Directive:
Scan the records below. List lines holding "Default".

Data supplied:
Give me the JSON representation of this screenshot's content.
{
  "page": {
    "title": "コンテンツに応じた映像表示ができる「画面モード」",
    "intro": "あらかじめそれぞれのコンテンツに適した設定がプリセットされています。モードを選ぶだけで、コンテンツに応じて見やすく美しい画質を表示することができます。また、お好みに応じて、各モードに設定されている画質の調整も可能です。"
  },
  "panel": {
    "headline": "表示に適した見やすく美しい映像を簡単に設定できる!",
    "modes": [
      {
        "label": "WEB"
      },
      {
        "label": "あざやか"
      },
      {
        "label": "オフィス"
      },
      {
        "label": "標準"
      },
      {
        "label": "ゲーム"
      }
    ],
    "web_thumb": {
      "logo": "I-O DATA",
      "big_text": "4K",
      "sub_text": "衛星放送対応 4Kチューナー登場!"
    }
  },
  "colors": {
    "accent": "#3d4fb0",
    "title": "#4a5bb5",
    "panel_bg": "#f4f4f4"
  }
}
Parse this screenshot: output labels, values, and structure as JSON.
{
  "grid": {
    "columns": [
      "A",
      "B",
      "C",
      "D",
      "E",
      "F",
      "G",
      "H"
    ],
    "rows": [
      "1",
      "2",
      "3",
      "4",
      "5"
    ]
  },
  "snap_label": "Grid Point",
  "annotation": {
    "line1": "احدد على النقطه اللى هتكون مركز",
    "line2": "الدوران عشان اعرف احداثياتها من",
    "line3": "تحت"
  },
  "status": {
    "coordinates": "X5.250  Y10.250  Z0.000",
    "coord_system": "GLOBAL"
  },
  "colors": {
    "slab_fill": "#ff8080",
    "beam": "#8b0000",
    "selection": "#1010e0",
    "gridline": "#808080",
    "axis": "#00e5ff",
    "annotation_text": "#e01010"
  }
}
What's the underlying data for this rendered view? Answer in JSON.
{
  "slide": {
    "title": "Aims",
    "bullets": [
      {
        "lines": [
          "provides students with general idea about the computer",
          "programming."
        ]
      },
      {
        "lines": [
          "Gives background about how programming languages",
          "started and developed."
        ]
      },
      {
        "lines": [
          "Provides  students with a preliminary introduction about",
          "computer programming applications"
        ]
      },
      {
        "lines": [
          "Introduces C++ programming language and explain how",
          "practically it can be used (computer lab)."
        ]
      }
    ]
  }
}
==
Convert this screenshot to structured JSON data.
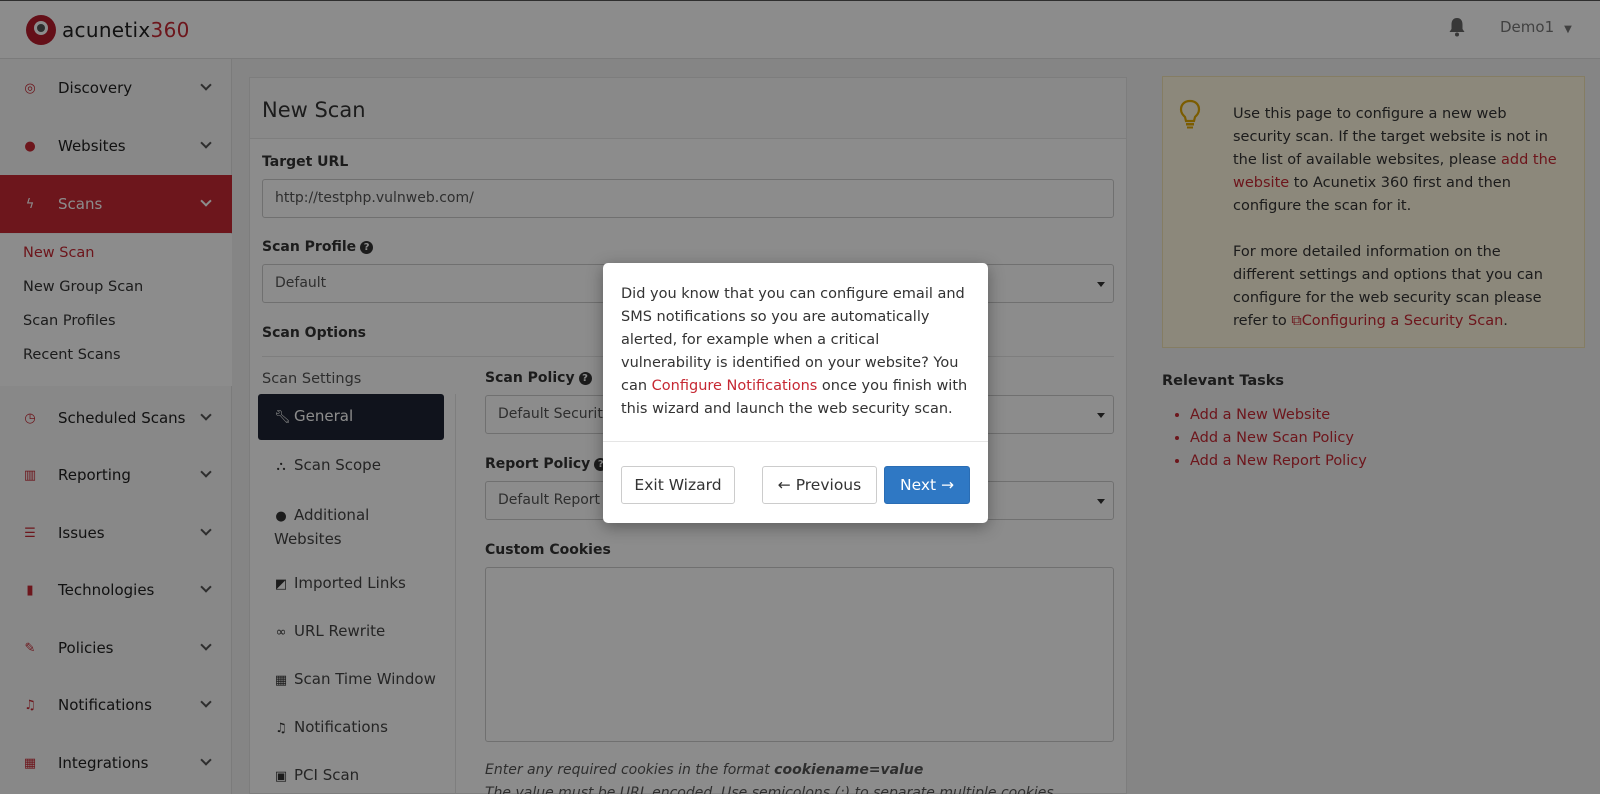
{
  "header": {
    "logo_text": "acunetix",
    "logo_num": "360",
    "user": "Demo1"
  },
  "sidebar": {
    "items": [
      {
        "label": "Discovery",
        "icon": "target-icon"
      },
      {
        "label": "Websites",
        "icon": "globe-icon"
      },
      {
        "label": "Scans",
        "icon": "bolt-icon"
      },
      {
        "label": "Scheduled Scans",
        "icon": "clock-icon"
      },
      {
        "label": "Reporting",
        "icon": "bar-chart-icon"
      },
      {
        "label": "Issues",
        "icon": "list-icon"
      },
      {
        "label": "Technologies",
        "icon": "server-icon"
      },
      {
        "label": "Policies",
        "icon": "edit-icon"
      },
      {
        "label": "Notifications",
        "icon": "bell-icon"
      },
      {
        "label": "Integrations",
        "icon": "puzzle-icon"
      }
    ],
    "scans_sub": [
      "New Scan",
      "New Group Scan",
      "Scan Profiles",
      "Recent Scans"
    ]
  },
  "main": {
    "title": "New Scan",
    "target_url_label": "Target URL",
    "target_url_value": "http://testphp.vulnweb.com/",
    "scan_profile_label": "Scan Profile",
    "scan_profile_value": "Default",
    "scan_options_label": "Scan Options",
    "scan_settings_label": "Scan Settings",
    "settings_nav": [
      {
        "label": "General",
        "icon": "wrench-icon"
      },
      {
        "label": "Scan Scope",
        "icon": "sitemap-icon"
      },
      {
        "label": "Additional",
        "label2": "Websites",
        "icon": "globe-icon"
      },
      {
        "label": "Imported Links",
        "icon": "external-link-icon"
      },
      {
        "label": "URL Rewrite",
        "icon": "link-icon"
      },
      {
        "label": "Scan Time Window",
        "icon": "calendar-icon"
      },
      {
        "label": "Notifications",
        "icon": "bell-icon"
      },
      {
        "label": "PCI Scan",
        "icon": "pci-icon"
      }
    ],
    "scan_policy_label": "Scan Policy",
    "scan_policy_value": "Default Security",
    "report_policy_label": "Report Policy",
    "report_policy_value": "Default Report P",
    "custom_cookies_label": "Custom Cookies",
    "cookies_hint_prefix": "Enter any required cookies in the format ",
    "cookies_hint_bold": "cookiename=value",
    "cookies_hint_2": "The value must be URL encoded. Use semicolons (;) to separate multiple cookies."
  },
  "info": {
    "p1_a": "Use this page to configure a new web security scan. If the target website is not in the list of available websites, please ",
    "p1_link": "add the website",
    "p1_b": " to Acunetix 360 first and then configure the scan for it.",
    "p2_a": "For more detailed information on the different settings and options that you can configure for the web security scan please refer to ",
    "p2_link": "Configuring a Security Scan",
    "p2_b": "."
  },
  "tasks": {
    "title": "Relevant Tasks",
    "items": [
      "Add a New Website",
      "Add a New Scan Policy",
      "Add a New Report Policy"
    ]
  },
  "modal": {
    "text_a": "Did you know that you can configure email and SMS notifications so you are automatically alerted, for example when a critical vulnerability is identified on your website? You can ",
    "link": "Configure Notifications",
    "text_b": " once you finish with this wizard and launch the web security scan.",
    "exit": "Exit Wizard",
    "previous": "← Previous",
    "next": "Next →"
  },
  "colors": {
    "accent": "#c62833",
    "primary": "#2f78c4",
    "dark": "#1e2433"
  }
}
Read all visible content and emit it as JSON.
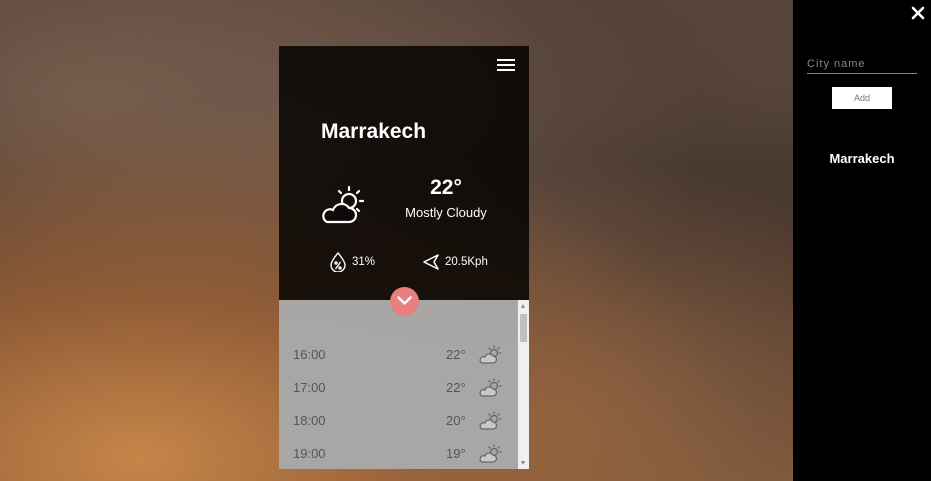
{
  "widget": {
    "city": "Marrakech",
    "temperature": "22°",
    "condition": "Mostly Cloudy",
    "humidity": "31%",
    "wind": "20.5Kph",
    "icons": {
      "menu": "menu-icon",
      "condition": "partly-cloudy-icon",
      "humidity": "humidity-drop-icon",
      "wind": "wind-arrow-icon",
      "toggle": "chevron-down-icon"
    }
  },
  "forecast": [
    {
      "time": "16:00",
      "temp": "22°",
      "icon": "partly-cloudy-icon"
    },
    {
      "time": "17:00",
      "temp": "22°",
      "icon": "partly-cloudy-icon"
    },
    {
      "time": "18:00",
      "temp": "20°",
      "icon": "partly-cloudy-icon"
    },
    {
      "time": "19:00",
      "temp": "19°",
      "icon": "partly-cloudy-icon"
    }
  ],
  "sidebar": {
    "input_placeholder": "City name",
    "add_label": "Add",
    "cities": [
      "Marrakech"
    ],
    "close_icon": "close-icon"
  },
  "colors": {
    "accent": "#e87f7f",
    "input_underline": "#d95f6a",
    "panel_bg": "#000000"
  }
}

Complete response:
    "scan_profile_value": "Default",
    "scan_policy_value": "Default Security",
    "report_policy_value": "Default Report P",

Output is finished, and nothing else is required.